TASK TO COMPLETE →
Using the records below, please work out how many lines contain "Palestinian"; answer with the number alone.

EXERCISE MATERIAL →
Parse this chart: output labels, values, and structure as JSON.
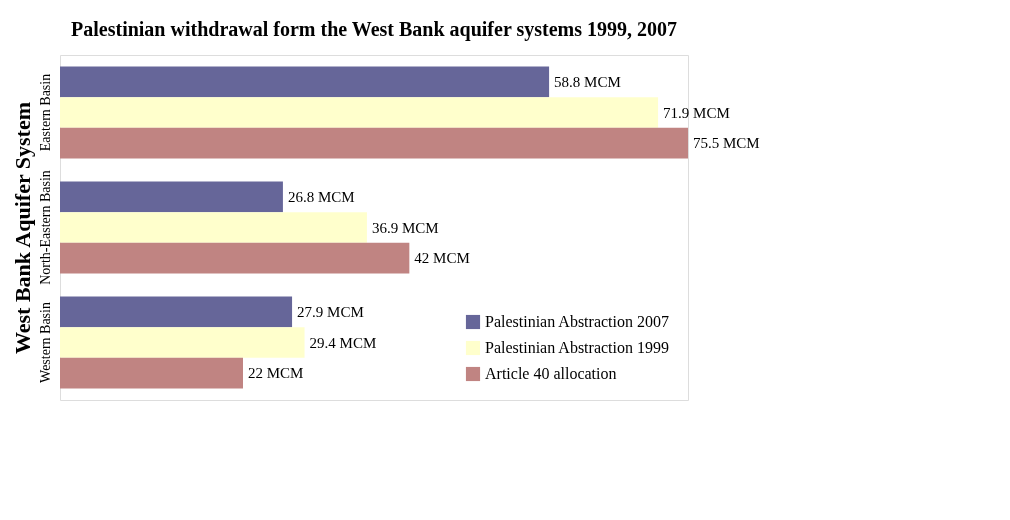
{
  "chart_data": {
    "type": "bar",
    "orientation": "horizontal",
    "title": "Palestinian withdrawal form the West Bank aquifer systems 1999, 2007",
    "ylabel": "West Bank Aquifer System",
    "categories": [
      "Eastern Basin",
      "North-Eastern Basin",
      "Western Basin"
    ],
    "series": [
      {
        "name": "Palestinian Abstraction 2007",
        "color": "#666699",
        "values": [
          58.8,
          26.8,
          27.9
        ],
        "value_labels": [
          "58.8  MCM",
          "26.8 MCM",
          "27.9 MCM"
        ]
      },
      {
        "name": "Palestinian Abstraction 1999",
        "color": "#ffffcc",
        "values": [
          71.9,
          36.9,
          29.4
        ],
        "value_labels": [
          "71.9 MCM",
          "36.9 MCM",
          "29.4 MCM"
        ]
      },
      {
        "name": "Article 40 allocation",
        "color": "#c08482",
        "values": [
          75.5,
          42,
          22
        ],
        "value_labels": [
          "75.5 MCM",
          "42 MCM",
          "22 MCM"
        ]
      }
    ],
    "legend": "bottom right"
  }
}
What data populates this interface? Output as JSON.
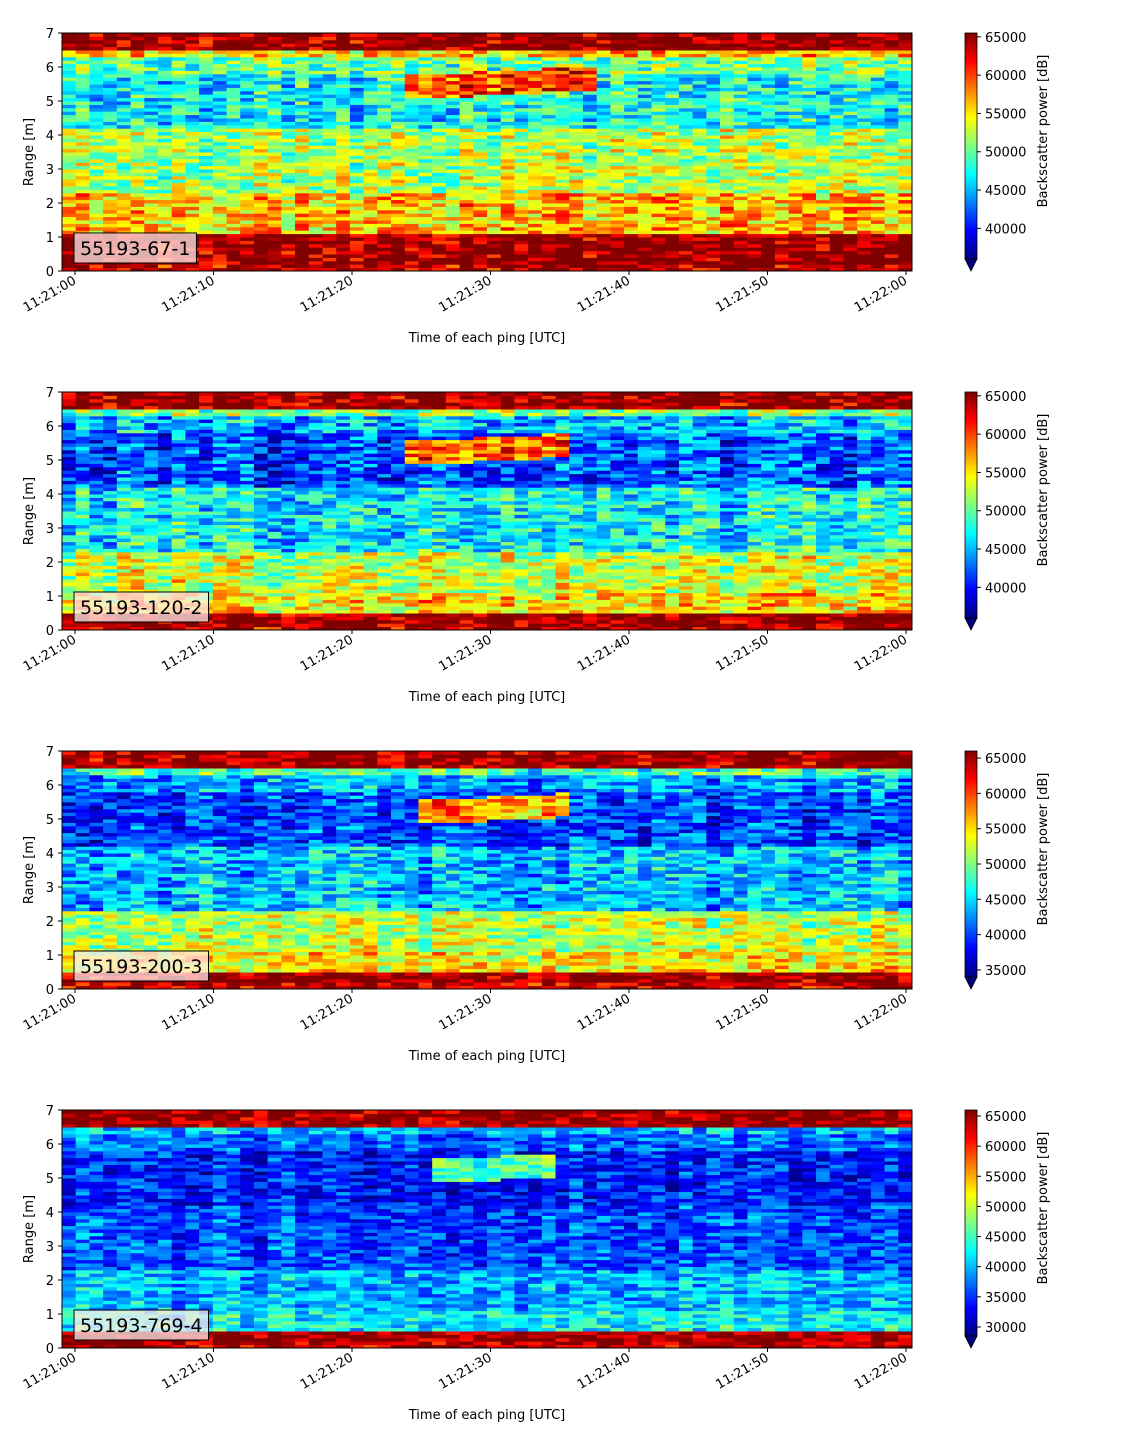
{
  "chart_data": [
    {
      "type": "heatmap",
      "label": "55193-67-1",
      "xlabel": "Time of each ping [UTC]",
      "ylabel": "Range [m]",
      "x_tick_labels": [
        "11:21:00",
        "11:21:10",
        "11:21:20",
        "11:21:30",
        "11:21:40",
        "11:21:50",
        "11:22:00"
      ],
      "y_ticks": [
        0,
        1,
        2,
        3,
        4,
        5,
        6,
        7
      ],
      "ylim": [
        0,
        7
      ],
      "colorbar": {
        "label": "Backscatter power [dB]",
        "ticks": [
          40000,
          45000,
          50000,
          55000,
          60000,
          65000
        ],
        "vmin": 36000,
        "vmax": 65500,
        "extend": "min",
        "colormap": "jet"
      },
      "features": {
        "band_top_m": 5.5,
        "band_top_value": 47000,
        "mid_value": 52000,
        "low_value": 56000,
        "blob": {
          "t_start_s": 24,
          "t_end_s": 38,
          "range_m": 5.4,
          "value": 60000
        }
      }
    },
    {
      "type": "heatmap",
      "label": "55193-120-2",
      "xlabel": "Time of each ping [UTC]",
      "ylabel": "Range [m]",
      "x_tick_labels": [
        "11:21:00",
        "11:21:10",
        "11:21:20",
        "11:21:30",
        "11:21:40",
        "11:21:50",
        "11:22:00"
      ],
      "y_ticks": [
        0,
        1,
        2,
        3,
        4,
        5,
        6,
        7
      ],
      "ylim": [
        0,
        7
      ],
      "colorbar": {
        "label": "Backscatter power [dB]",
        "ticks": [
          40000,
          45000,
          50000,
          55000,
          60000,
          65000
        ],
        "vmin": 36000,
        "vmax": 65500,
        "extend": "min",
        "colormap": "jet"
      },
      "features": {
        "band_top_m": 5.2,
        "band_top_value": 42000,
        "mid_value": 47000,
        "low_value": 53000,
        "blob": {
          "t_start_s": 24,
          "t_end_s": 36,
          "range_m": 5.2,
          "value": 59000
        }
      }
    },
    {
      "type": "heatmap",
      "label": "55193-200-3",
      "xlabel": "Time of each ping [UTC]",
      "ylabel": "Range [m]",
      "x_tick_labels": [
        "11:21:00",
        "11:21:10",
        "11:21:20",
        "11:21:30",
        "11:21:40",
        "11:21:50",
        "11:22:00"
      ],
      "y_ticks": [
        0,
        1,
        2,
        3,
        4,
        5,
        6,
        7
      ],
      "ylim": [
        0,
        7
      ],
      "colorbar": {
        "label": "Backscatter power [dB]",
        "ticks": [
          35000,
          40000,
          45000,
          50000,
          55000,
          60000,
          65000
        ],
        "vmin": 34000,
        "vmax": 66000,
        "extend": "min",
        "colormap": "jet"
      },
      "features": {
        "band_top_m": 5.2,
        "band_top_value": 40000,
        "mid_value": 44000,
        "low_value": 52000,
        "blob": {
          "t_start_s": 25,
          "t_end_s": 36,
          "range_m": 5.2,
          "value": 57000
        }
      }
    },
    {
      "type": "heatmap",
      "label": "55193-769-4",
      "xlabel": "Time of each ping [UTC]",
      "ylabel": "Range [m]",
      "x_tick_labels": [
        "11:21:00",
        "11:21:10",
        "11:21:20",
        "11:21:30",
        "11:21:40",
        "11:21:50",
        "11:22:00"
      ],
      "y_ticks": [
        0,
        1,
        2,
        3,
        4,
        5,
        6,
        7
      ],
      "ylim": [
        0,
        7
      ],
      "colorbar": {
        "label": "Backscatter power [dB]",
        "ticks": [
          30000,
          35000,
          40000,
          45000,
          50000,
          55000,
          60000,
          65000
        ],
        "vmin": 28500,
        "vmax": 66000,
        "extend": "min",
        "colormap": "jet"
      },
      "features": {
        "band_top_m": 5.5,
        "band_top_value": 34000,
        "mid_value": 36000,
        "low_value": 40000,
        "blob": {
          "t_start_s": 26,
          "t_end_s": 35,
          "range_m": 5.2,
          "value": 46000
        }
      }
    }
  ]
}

TASK SOLUTION →
3